## [Directions]
Please give the data below again in full, exactly as it stands.
--------------------------------------------------
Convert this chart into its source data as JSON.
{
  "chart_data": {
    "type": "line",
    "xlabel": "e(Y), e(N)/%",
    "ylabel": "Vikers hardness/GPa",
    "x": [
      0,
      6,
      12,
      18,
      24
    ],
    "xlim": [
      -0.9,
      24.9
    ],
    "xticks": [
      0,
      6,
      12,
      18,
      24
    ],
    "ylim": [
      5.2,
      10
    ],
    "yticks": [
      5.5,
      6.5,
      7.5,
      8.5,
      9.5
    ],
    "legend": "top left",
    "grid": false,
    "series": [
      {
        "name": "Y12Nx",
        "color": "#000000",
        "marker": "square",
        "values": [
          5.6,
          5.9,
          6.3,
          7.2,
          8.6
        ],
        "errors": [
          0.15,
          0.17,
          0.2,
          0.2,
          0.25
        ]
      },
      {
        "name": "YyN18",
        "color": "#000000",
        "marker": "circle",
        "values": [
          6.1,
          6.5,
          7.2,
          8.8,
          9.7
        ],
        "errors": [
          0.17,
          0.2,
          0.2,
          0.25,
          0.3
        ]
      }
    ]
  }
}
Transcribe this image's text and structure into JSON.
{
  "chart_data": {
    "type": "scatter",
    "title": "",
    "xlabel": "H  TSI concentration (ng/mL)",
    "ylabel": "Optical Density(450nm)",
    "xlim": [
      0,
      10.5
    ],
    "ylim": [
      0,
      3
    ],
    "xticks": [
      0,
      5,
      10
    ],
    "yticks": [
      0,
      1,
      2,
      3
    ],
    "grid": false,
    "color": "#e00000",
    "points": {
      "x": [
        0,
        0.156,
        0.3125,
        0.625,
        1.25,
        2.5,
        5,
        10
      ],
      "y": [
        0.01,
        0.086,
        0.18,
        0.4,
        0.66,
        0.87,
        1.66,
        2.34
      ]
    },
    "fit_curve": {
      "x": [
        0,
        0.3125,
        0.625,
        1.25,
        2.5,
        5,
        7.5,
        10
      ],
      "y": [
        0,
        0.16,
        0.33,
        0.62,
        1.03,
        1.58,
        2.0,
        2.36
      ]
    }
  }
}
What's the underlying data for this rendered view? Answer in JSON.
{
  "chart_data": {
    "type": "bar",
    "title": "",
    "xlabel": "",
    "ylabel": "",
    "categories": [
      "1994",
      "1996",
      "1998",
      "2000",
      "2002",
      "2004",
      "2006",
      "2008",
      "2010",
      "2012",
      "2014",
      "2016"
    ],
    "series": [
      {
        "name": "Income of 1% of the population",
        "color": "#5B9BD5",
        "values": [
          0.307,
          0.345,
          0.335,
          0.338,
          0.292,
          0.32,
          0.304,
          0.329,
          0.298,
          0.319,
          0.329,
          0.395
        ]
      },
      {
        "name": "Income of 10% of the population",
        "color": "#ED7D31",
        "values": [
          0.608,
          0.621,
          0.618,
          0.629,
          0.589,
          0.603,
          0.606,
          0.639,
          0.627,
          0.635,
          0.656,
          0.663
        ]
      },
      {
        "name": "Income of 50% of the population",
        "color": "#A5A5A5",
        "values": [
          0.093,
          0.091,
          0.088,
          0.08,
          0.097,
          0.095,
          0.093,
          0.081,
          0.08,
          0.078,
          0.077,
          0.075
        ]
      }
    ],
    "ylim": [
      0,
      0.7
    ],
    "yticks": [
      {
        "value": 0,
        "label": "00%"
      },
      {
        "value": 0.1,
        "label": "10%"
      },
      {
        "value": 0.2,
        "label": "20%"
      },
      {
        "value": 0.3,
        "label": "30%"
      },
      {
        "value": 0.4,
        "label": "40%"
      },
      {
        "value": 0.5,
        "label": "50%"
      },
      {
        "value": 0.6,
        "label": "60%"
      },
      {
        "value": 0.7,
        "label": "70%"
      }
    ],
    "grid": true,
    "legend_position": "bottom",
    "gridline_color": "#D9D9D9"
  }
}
--------------------------------------------------
## [Answer to this problem]
Convert this chart into its source data as JSON.
{
  "chart_data": {
    "type": "line",
    "xlabel": "e(Y), e(N)/%",
    "ylabel": "Vikers hardness/GPa",
    "x": [
      0,
      6,
      12,
      18,
      24
    ],
    "xlim": [
      -0.9,
      24.9
    ],
    "xticks": [
      0,
      6,
      12,
      18,
      24
    ],
    "ylim": [
      5.2,
      10
    ],
    "yticks": [
      5.5,
      6.5,
      7.5,
      8.5,
      9.5
    ],
    "legend": "top left",
    "grid": false,
    "series": [
      {
        "name": "Y12Nx",
        "color": "#000000",
        "marker": "square",
        "values": [
          5.6,
          5.9,
          6.3,
          7.2,
          8.6
        ],
        "errors": [
          0.15,
          0.17,
          0.2,
          0.2,
          0.25
        ]
      },
      {
        "name": "YyN18",
        "color": "#000000",
        "marker": "circle",
        "values": [
          6.1,
          6.5,
          7.2,
          8.8,
          9.7
        ],
        "errors": [
          0.17,
          0.2,
          0.2,
          0.25,
          0.3
        ]
      }
    ]
  }
}
Transcribe this image's text and structure into JSON.
{
  "chart_data": {
    "type": "scatter",
    "title": "",
    "xlabel": "H  TSI concentration (ng/mL)",
    "ylabel": "Optical Density(450nm)",
    "xlim": [
      0,
      10.5
    ],
    "ylim": [
      0,
      3
    ],
    "xticks": [
      0,
      5,
      10
    ],
    "yticks": [
      0,
      1,
      2,
      3
    ],
    "grid": false,
    "color": "#e00000",
    "points": {
      "x": [
        0,
        0.156,
        0.3125,
        0.625,
        1.25,
        2.5,
        5,
        10
      ],
      "y": [
        0.01,
        0.086,
        0.18,
        0.4,
        0.66,
        0.87,
        1.66,
        2.34
      ]
    },
    "fit_curve": {
      "x": [
        0,
        0.3125,
        0.625,
        1.25,
        2.5,
        5,
        7.5,
        10
      ],
      "y": [
        0,
        0.16,
        0.33,
        0.62,
        1.03,
        1.58,
        2.0,
        2.36
      ]
    }
  }
}
What's the underlying data for this rendered view? Answer in JSON.
{
  "chart_data": {
    "type": "bar",
    "title": "",
    "xlabel": "",
    "ylabel": "",
    "categories": [
      "1994",
      "1996",
      "1998",
      "2000",
      "2002",
      "2004",
      "2006",
      "2008",
      "2010",
      "2012",
      "2014",
      "2016"
    ],
    "series": [
      {
        "name": "Income of 1% of the population",
        "color": "#5B9BD5",
        "values": [
          0.307,
          0.345,
          0.335,
          0.338,
          0.292,
          0.32,
          0.304,
          0.329,
          0.298,
          0.319,
          0.329,
          0.395
        ]
      },
      {
        "name": "Income of 10% of the population",
        "color": "#ED7D31",
        "values": [
          0.608,
          0.621,
          0.618,
          0.629,
          0.589,
          0.603,
          0.606,
          0.639,
          0.627,
          0.635,
          0.656,
          0.663
        ]
      },
      {
        "name": "Income of 50% of the population",
        "color": "#A5A5A5",
        "values": [
          0.093,
          0.091,
          0.088,
          0.08,
          0.097,
          0.095,
          0.093,
          0.081,
          0.08,
          0.078,
          0.077,
          0.075
        ]
      }
    ],
    "ylim": [
      0,
      0.7
    ],
    "yticks": [
      {
        "value": 0,
        "label": "00%"
      },
      {
        "value": 0.1,
        "label": "10%"
      },
      {
        "value": 0.2,
        "label": "20%"
      },
      {
        "value": 0.3,
        "label": "30%"
      },
      {
        "value": 0.4,
        "label": "40%"
      },
      {
        "value": 0.5,
        "label": "50%"
      },
      {
        "value": 0.6,
        "label": "60%"
      },
      {
        "value": 0.7,
        "label": "70%"
      }
    ],
    "grid": true,
    "legend_position": "bottom",
    "gridline_color": "#D9D9D9"
  }
}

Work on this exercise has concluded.